**** Data supplied ****

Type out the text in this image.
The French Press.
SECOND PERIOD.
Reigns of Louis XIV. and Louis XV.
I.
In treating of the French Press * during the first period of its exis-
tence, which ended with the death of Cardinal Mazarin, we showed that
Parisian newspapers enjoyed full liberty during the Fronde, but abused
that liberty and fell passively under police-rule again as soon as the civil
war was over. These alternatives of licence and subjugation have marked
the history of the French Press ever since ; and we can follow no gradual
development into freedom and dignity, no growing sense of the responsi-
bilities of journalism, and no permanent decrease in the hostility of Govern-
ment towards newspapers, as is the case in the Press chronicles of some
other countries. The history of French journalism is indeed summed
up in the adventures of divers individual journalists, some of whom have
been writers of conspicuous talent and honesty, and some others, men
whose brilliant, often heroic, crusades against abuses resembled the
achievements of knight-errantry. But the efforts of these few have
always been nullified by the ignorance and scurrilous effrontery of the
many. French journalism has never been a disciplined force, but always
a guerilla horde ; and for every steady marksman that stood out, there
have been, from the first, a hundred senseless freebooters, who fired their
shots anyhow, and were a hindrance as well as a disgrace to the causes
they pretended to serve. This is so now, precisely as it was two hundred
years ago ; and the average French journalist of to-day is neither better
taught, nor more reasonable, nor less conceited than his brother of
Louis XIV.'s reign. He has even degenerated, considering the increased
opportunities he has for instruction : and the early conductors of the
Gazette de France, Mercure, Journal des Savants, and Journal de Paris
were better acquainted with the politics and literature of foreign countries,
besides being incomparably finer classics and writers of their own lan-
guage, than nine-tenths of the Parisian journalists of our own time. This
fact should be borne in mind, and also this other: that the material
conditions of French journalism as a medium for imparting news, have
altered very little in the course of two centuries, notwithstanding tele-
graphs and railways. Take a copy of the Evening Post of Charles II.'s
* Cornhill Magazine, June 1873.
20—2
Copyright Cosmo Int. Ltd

****

All of the data shown above must be copied exactly.

*Task output*
Type out the text in this image.
The French Press.
SECOND PERIOD.
Reigns of Louis XIV. and Louis XV.
I.
In treating of the French Press * during the first period of its exis-
tence, which ended with the death of Cardinal Mazarin, we showed that
Parisian newspapers enjoyed full liberty during the Fronde, but abused
that liberty and fell passively under police-rule again as soon as the civil
war was over. These alternatives of licence and subjugation have marked
the history of the French Press ever since ; and we can follow no gradual
development into freedom and dignity, no growing sense of the responsi-
bilities of journalism, and no permanent decrease in the hostility of Govern-
ment towards newspapers, as is the case in the Press chronicles of some
other countries. The history of French journalism is indeed summed
up in the adventures of divers individual journalists, some of whom have
been writers of conspicuous talent and honesty, and some others, men
whose brilliant, often heroic, crusades against abuses resembled the
achievements of knight-errantry. But the efforts of these few have
always been nullified by the ignorance and scurrilous effrontery of the
many. French journalism has never been a disciplined force, but always
a guerilla horde ; and for every steady marksman that stood out, there
have been, from the first, a hundred senseless freebooters, who fired their
shots anyhow, and were a hindrance as well as a disgrace to the causes
they pretended to serve. This is so now, precisely as it was two hundred
years ago ; and the average French journalist of to-day is neither better
taught, nor more reasonable, nor less conceited than his brother of
Louis XIV.'s reign. He has even degenerated, considering the increased
opportunities he has for instruction : and the early conductors of the
Gazette de France, Mercure, Journal des Savants, and Journal de Paris
were better acquainted with the politics and literature of foreign countries,
besides being incomparably finer classics and writers of their own lan-
guage, than nine-tenths of the Parisian journalists of our own time. This
fact should be borne in mind, and also this other: that the material
conditions of French journalism as a medium for imparting news, have
altered very little in the course of two centuries, notwithstanding tele-
graphs and railways. Take a copy of the Evening Post of Charles II.'s
* Cornhill Magazine, June 1873.
20—2
Copyright Cosmo Int. Ltd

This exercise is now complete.